### Material provided
- - - - - - -

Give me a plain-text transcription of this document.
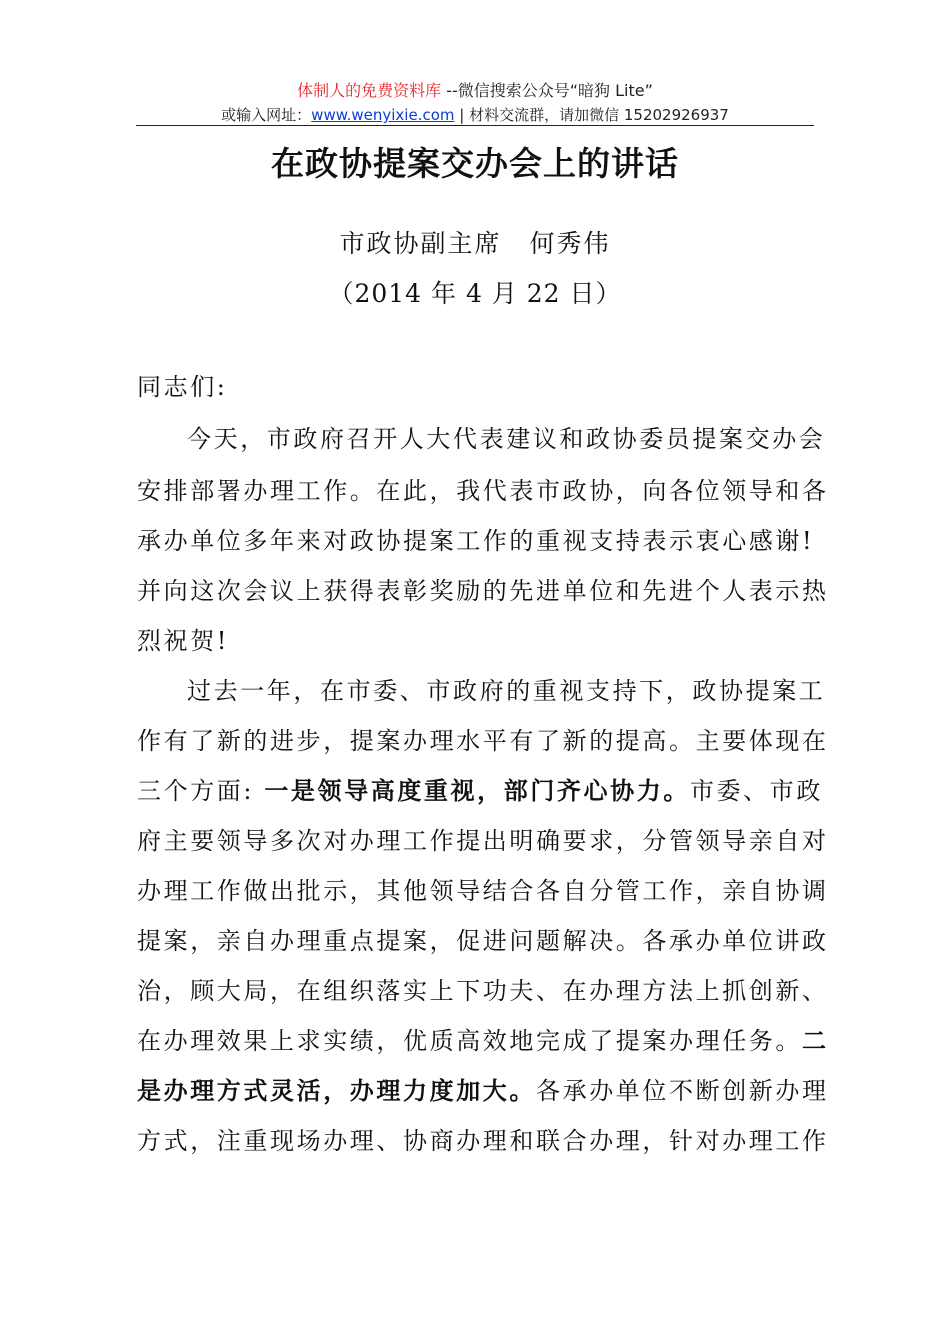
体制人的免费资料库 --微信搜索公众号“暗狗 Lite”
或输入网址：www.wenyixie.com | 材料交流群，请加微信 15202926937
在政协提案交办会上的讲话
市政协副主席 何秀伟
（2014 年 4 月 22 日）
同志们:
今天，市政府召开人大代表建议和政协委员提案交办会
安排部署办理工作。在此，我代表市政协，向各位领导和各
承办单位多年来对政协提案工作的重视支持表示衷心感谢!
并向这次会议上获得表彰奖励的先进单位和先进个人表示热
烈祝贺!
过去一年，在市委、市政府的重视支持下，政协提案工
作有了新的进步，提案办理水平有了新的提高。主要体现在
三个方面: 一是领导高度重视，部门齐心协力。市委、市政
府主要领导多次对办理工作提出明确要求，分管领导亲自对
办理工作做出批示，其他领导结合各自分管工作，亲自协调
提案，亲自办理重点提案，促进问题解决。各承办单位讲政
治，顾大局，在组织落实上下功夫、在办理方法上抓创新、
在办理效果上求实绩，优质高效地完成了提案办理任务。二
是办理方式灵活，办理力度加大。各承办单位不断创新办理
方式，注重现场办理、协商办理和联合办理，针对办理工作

- - - - - - -

### Exercise aim
Transcribe the listing in full and omit the pictures.

### Written reply
Give me a plain-text transcription of this document.
体制人的免费资料库 --微信搜索公众号“暗狗 Lite”
或输入网址：www.wenyixie.com | 材料交流群，请加微信 15202926937
在政协提案交办会上的讲话
市政协副主席 何秀伟
（2014 年 4 月 22 日）
同志们:
今天，市政府召开人大代表建议和政协委员提案交办会
安排部署办理工作。在此，我代表市政协，向各位领导和各
承办单位多年来对政协提案工作的重视支持表示衷心感谢!
并向这次会议上获得表彰奖励的先进单位和先进个人表示热
烈祝贺!
过去一年，在市委、市政府的重视支持下，政协提案工
作有了新的进步，提案办理水平有了新的提高。主要体现在
三个方面: 一是领导高度重视，部门齐心协力。市委、市政
府主要领导多次对办理工作提出明确要求，分管领导亲自对
办理工作做出批示，其他领导结合各自分管工作，亲自协调
提案，亲自办理重点提案，促进问题解决。各承办单位讲政
治，顾大局，在组织落实上下功夫、在办理方法上抓创新、
在办理效果上求实绩，优质高效地完成了提案办理任务。二
是办理方式灵活，办理力度加大。各承办单位不断创新办理
方式，注重现场办理、协商办理和联合办理，针对办理工作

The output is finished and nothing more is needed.